**WHAT THE EXERCISE ASKS:**
Show each line that has the string "time" in it.

**EXTRACTED RECORDS:**
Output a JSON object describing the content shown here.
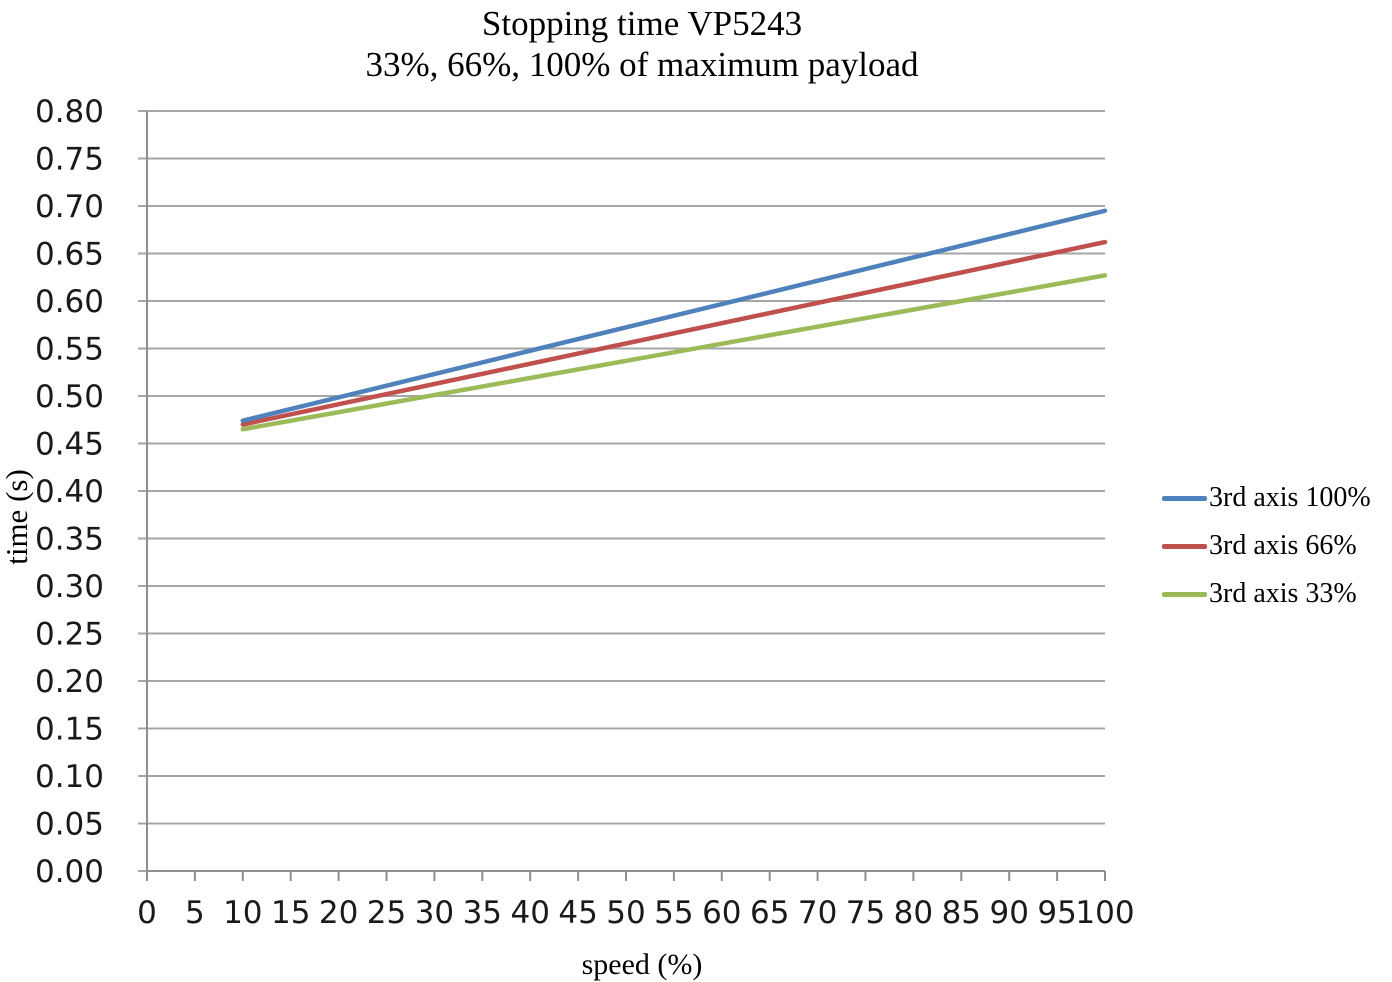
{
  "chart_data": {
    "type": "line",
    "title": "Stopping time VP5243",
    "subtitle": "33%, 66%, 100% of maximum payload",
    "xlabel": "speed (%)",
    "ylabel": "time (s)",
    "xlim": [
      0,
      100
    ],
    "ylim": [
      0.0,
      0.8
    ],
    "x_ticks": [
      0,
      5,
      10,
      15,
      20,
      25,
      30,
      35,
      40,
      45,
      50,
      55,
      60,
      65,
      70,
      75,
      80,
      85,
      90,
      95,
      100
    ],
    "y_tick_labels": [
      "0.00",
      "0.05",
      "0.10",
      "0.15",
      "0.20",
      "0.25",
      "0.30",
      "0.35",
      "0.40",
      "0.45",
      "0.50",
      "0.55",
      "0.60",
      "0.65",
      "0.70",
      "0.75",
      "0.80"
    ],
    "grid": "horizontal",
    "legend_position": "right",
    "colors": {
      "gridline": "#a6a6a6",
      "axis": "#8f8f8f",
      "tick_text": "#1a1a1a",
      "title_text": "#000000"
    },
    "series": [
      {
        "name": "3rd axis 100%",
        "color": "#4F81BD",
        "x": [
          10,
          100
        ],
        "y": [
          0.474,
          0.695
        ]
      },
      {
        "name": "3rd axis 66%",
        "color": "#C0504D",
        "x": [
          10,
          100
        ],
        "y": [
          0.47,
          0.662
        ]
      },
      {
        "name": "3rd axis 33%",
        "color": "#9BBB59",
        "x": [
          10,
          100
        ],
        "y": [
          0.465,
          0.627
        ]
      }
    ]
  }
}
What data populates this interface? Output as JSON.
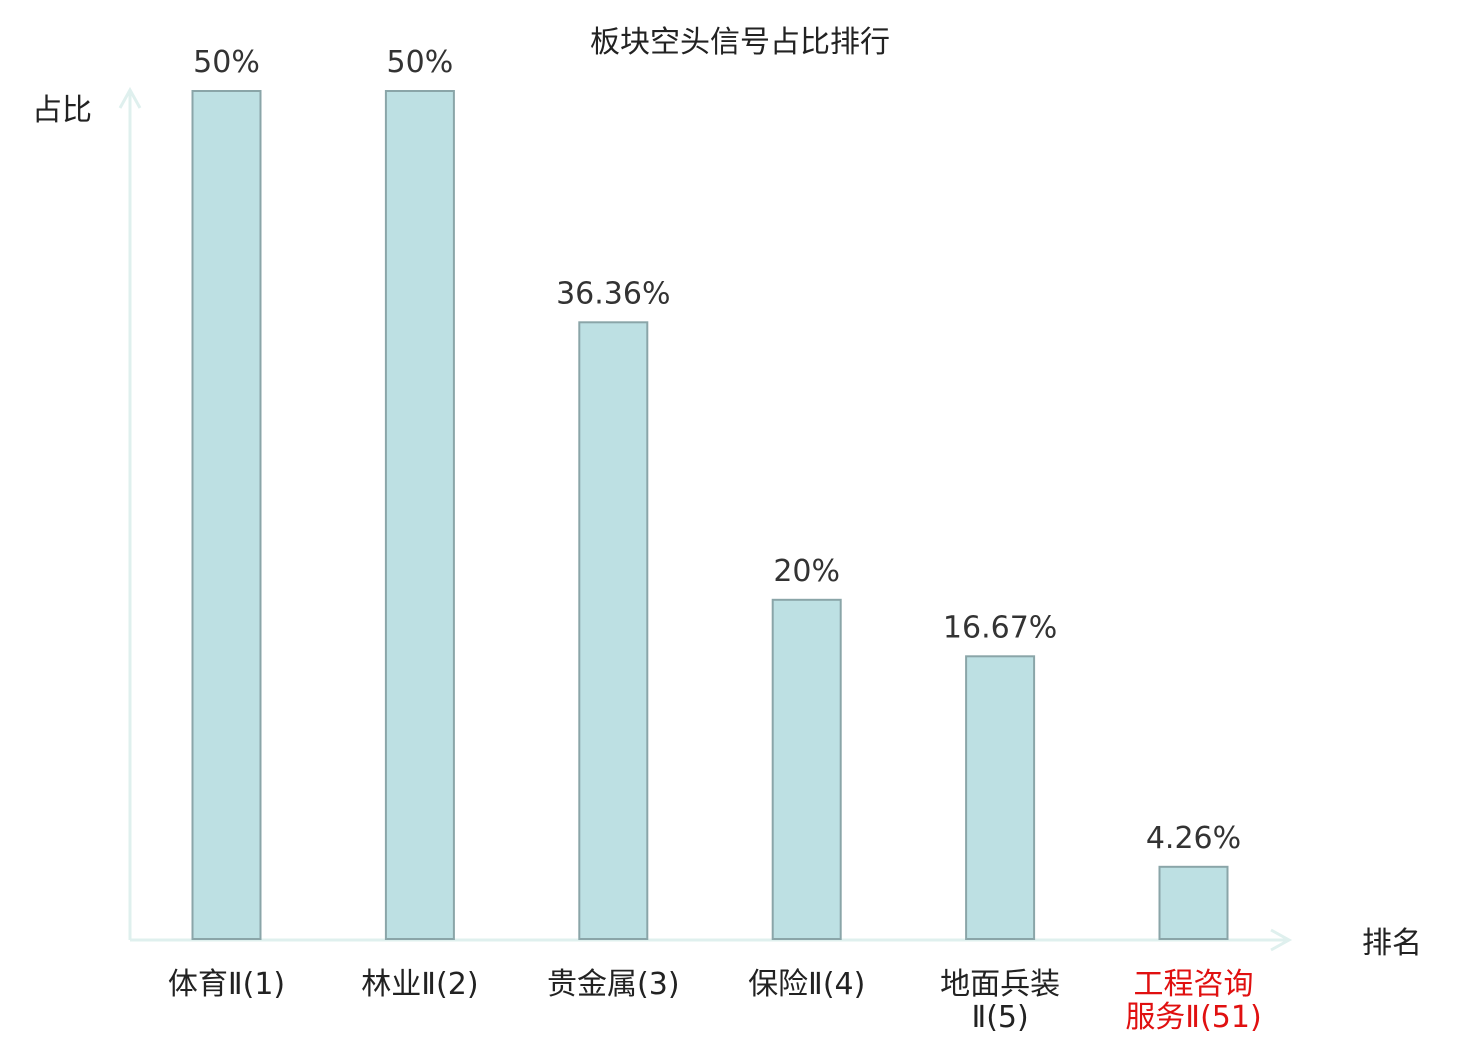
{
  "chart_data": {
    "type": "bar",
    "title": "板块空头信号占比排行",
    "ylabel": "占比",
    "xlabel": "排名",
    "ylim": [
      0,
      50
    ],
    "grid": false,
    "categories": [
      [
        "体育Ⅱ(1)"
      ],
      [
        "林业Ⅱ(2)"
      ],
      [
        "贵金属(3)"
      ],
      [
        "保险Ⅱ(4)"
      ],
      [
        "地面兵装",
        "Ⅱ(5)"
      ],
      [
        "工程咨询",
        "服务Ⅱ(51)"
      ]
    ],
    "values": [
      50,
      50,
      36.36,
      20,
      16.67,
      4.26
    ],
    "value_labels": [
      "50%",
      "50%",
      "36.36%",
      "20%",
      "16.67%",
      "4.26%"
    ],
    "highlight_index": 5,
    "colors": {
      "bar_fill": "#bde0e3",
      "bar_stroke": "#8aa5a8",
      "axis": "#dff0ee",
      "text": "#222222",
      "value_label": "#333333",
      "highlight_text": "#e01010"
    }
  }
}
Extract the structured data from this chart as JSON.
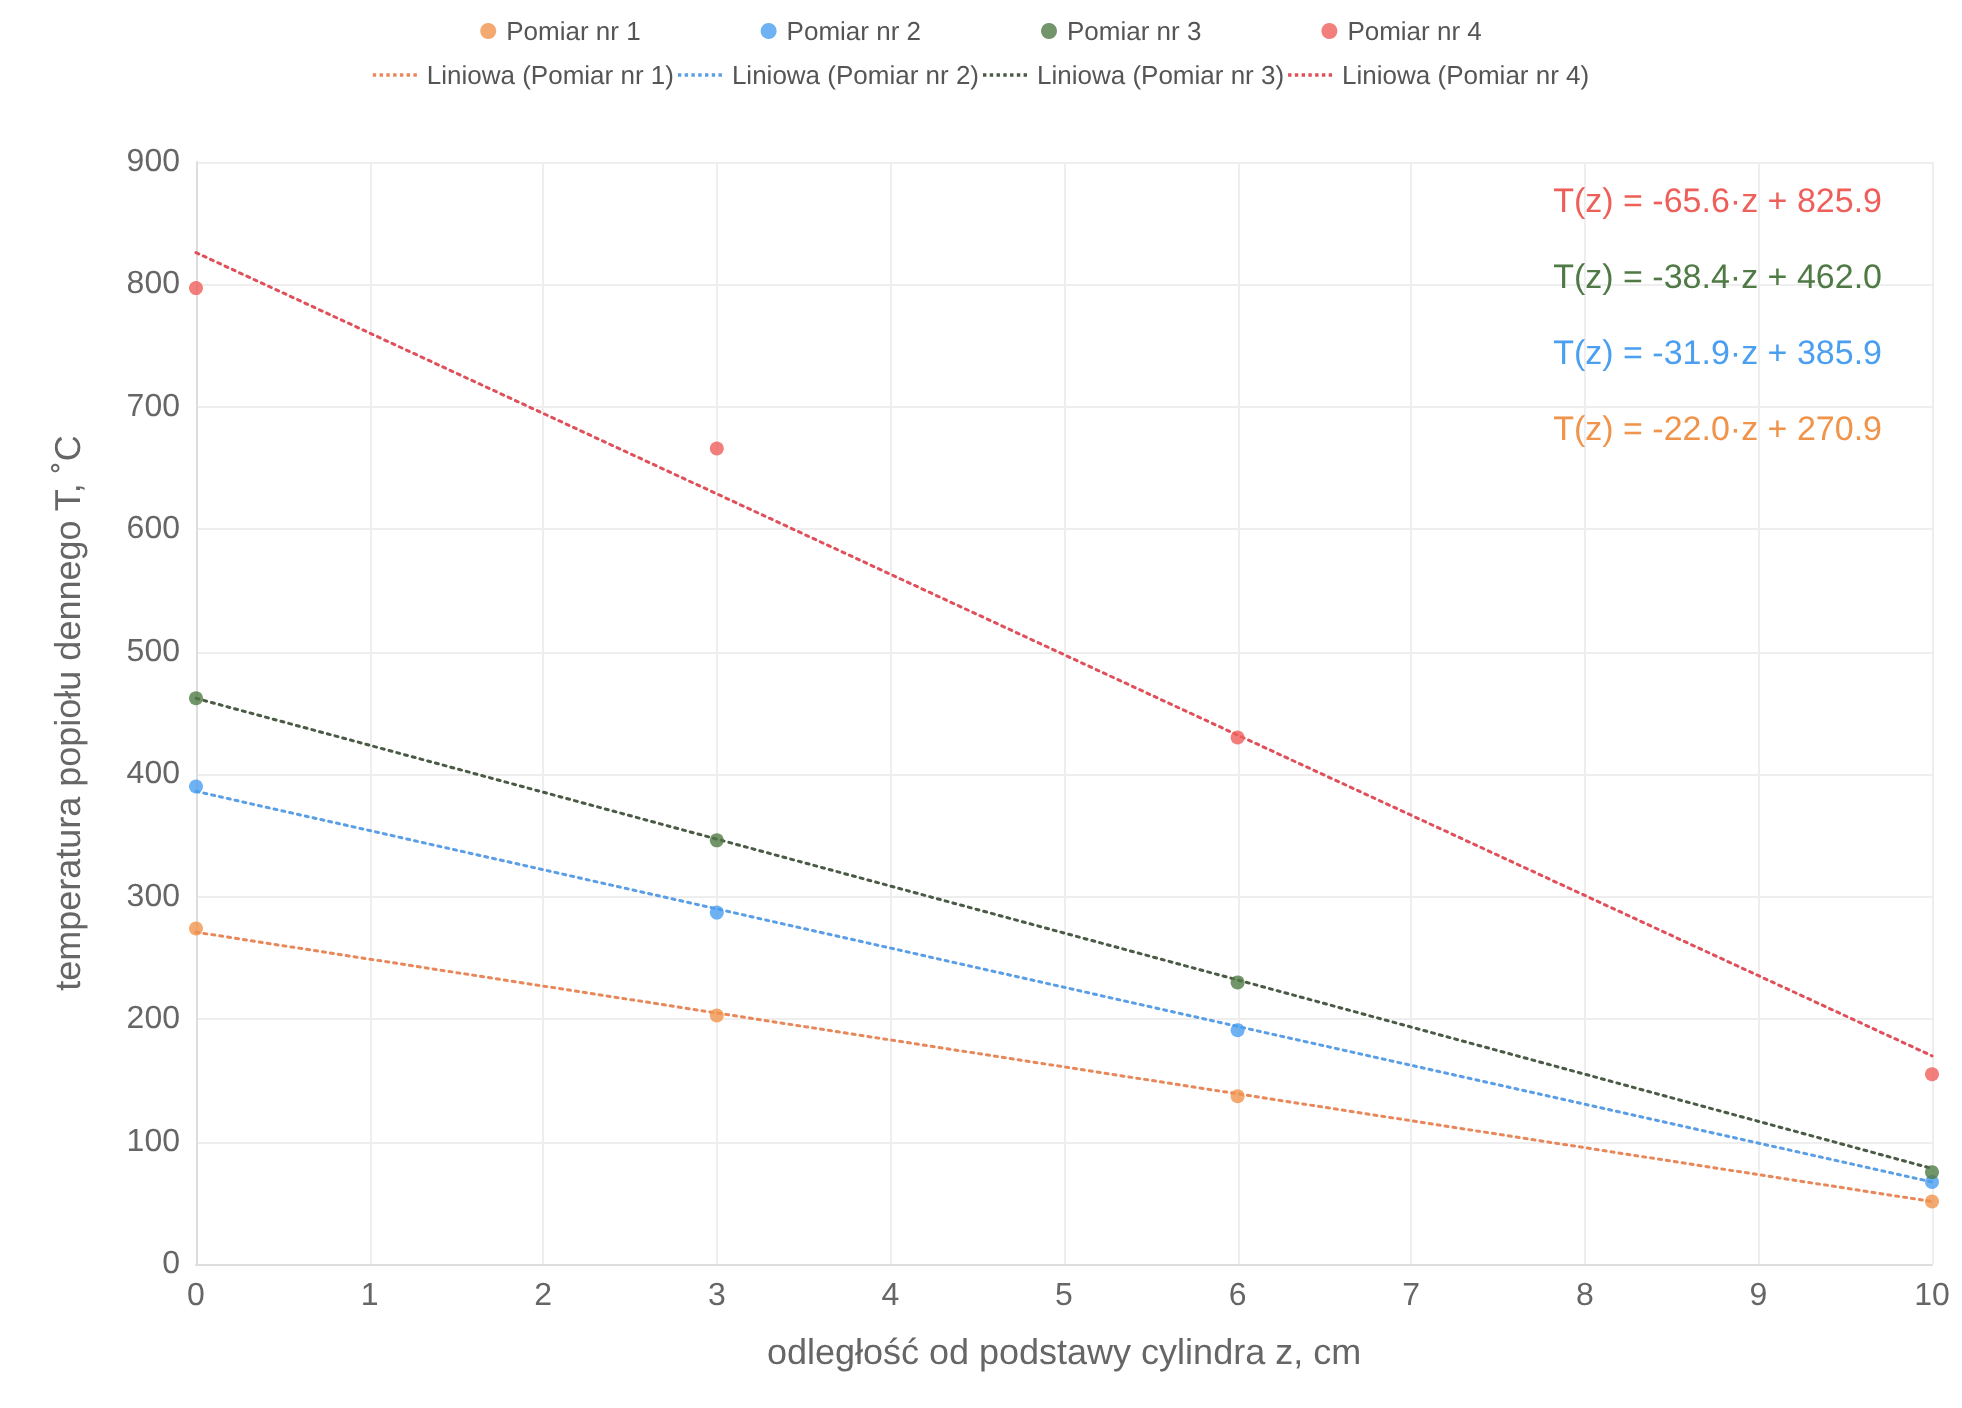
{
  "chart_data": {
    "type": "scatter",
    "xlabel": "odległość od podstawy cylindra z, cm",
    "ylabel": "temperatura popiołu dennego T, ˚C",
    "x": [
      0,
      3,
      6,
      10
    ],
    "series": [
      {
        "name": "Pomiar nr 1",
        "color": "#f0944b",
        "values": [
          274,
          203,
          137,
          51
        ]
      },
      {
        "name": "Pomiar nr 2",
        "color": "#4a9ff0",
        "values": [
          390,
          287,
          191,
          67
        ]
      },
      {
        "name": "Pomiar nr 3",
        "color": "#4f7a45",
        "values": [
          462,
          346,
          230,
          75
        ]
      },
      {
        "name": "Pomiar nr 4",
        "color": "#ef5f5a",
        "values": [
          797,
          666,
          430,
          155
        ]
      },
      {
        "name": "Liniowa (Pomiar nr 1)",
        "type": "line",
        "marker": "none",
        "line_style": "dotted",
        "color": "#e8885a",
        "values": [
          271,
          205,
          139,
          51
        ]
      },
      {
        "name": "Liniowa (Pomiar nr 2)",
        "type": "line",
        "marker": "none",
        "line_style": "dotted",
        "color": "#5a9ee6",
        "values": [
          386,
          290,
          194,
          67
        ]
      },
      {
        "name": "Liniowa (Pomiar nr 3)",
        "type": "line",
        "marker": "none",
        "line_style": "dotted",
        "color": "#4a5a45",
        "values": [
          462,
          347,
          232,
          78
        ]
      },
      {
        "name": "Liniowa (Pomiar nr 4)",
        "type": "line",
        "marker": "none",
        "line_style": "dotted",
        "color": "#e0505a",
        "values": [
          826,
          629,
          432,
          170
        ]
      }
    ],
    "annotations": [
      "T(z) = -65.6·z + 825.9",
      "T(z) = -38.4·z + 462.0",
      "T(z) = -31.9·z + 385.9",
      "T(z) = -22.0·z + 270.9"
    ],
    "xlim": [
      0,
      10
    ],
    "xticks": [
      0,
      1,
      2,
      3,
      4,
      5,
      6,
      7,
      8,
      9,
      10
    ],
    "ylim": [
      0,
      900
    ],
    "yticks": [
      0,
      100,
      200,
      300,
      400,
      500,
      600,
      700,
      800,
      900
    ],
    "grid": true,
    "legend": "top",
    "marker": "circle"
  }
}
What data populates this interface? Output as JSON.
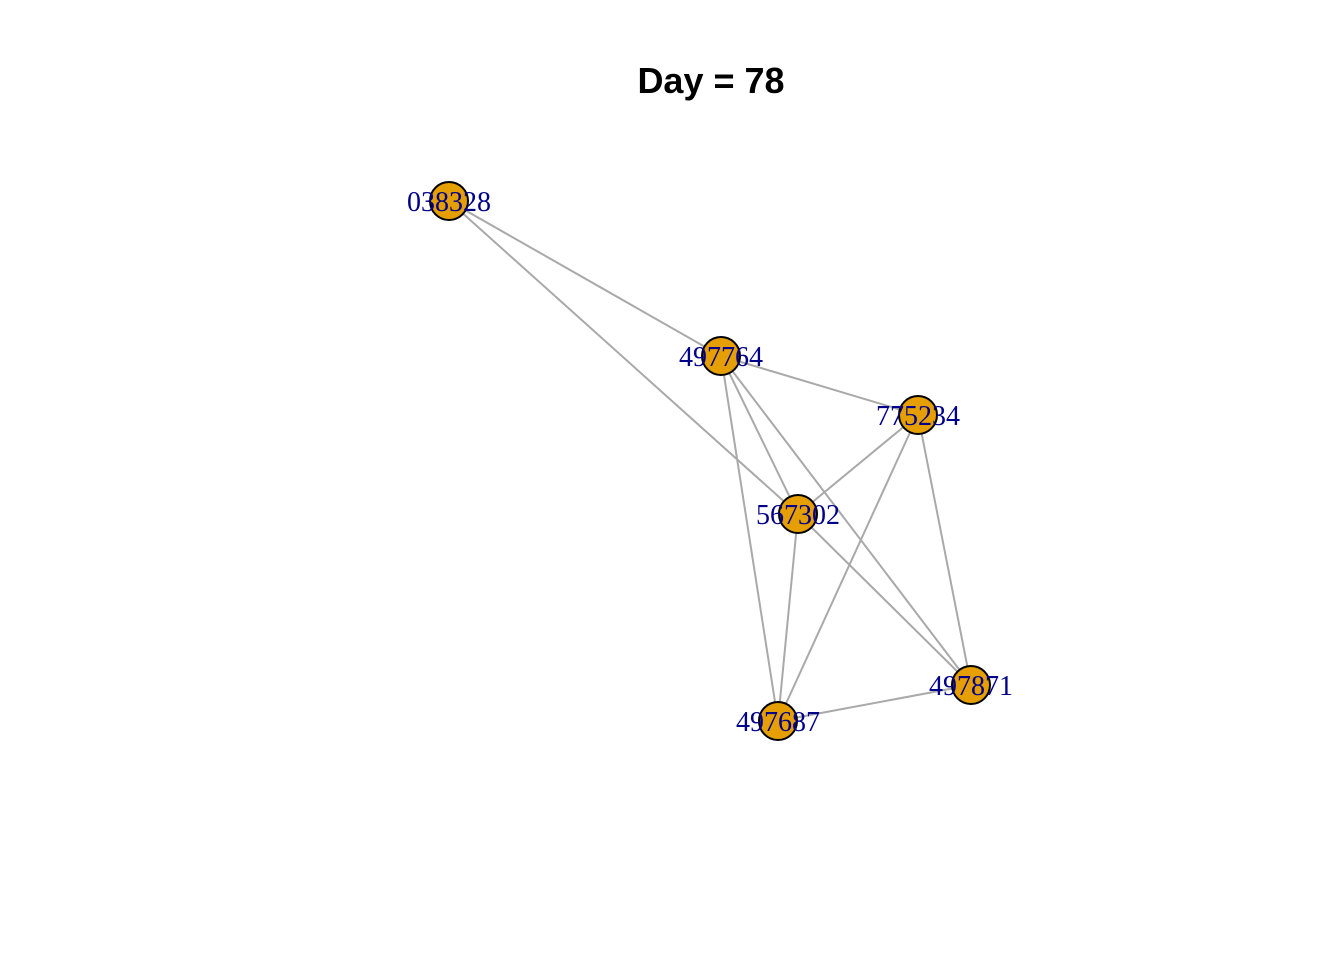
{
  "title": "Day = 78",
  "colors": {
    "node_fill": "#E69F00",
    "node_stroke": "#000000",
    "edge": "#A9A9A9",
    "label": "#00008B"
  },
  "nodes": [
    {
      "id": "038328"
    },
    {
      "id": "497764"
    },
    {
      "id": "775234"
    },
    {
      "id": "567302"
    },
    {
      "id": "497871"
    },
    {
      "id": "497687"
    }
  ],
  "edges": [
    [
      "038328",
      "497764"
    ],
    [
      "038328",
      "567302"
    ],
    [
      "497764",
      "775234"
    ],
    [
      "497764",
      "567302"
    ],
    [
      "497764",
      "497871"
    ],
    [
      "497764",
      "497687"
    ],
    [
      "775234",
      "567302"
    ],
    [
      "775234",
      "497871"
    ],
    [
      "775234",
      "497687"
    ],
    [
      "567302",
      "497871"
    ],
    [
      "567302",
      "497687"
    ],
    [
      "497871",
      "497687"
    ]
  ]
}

**TASK ANSWER:**
    "title": "Stopping time VP5243",
    "ylabel": "time (s)",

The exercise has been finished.